> **Job**:
Retype each line of the material exactly, please, skipping any picture in it.

> **Materials provided**:
####################
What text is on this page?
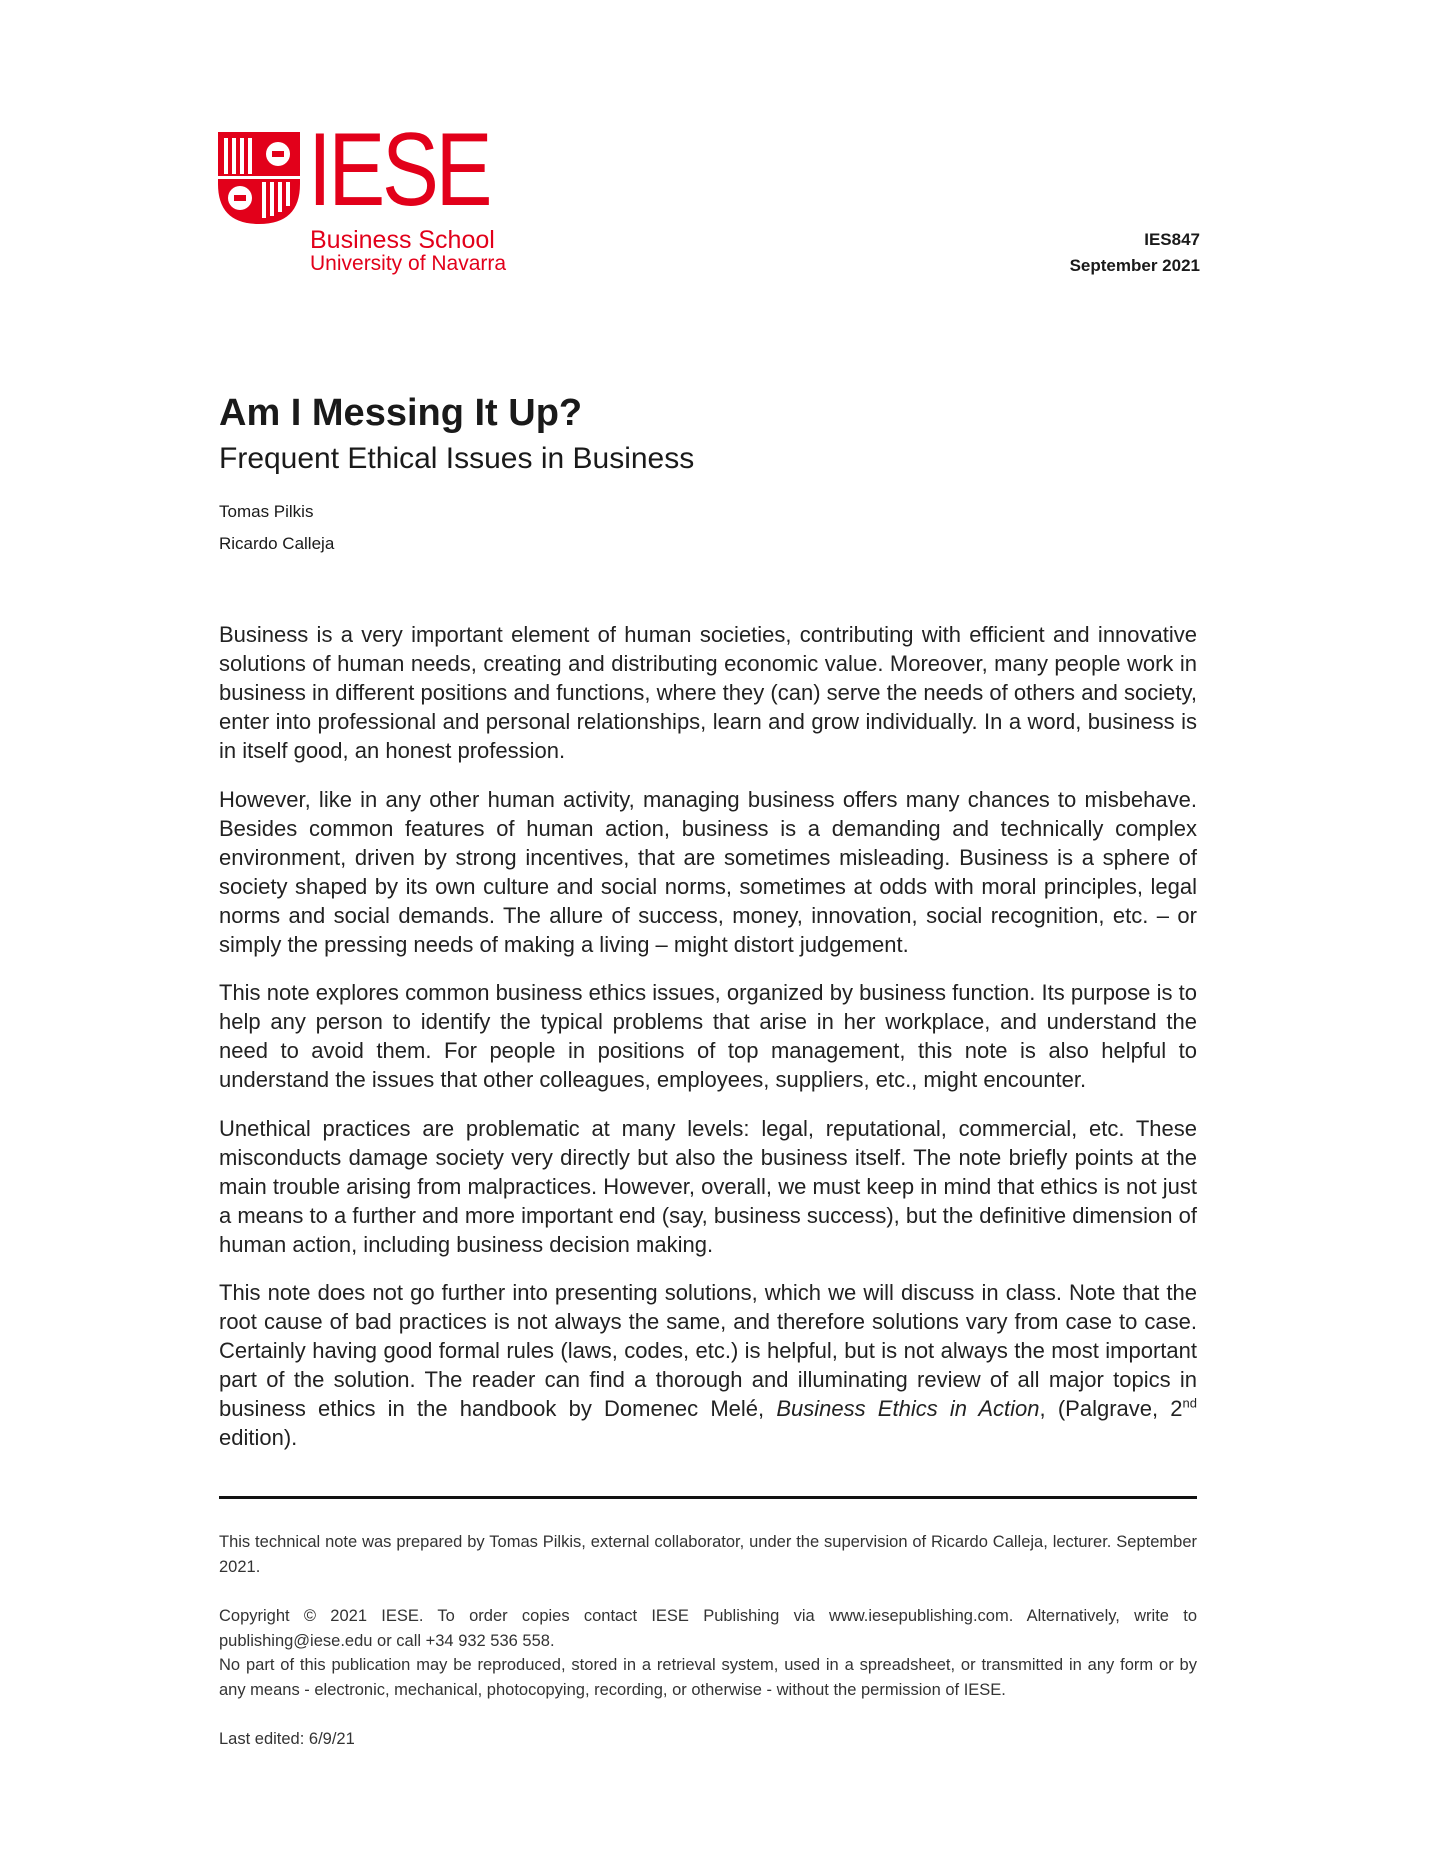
IESE
Business School
University of Navarra
IES847
September 2021
Am I Messing It Up?
Frequent Ethical Issues in Business
Tomas Pilkis
Ricardo Calleja

Business is a very important element of human societies, contributing with efficient and innovative solutions of human needs, creating and distributing economic value. Moreover, many people work in business in different positions and functions, where they (can) serve the needs of others and society, enter into professional and personal relationships, learn and grow individually. In a word, business is in itself good, an honest profession.

However, like in any other human activity, managing business offers many chances to misbehave. Besides common features of human action, business is a demanding and technically complex environment, driven by strong incentives, that are sometimes misleading. Business is a sphere of society shaped by its own culture and social norms, sometimes at odds with moral principles, legal norms and social demands. The allure of success, money, innovation, social recognition, etc. – or simply the pressing needs of making a living – might distort judgement.

This note explores common business ethics issues, organized by business function. Its purpose is to help any person to identify the typical problems that arise in her workplace, and understand the need to avoid them. For people in positions of top management, this note is also helpful to understand the issues that other colleagues, employees, suppliers, etc., might encounter.

Unethical practices are problematic at many levels: legal, reputational, commercial, etc. These misconducts damage society very directly but also the business itself. The note briefly points at the main trouble arising from malpractices. However, overall, we must keep in mind that ethics is not just a means to a further and more important end (say, business success), but the definitive dimension of human action, including business decision making.

This note does not go further into presenting solutions, which we will discuss in class. Note that the root cause of bad practices is not always the same, and therefore solutions vary from case to case. Certainly having good formal rules (laws, codes, etc.) is helpful, but is not always the most important part of the solution. The reader can find a thorough and illuminating review of all major topics in business ethics in the handbook by Domenec Melé, Business Ethics in Action, (Palgrave, 2nd edition).

This technical note was prepared by Tomas Pilkis, external collaborator, under the supervision of Ricardo Calleja, lecturer. September 2021.

Copyright © 2021 IESE. To order copies contact IESE Publishing via www.iesepublishing.com. Alternatively, write to publishing@iese.edu or call +34 932 536 558.

No part of this publication may be reproduced, stored in a retrieval system, used in a spreadsheet, or transmitted in any form or by any means - electronic, mechanical, photocopying, recording, or otherwise - without the permission of IESE.

Last edited: 6/9/21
####################
> **Answer to this problem**:
What text is on this page?
IESE
Business School
University of Navarra
IES847
September 2021
Am I Messing It Up?
Frequent Ethical Issues in Business
Tomas Pilkis
Ricardo Calleja

Business is a very important element of human societies, contributing with efficient and innovative solutions of human needs, creating and distributing economic value. Moreover, many people work in business in different positions and functions, where they (can) serve the needs of others and society, enter into professional and personal relationships, learn and grow individually. In a word, business is in itself good, an honest profession.

However, like in any other human activity, managing business offers many chances to misbehave. Besides common features of human action, business is a demanding and technically complex environment, driven by strong incentives, that are sometimes misleading. Business is a sphere of society shaped by its own culture and social norms, sometimes at odds with moral principles, legal norms and social demands. The allure of success, money, innovation, social recognition, etc. – or simply the pressing needs of making a living – might distort judgement.

This note explores common business ethics issues, organized by business function. Its purpose is to help any person to identify the typical problems that arise in her workplace, and understand the need to avoid them. For people in positions of top management, this note is also helpful to understand the issues that other colleagues, employees, suppliers, etc., might encounter.

Unethical practices are problematic at many levels: legal, reputational, commercial, etc. These misconducts damage society very directly but also the business itself. The note briefly points at the main trouble arising from malpractices. However, overall, we must keep in mind that ethics is not just a means to a further and more important end (say, business success), but the definitive dimension of human action, including business decision making.

This note does not go further into presenting solutions, which we will discuss in class. Note that the root cause of bad practices is not always the same, and therefore solutions vary from case to case. Certainly having good formal rules (laws, codes, etc.) is helpful, but is not always the most important part of the solution. The reader can find a thorough and illuminating review of all major topics in business ethics in the handbook by Domenec Melé, Business Ethics in Action, (Palgrave, 2nd edition).

This technical note was prepared by Tomas Pilkis, external collaborator, under the supervision of Ricardo Calleja, lecturer. September 2021.

Copyright © 2021 IESE. To order copies contact IESE Publishing via www.iesepublishing.com. Alternatively, write to publishing@iese.edu or call +34 932 536 558.

No part of this publication may be reproduced, stored in a retrieval system, used in a spreadsheet, or transmitted in any form or by any means - electronic, mechanical, photocopying, recording, or otherwise - without the permission of IESE.

Last edited: 6/9/21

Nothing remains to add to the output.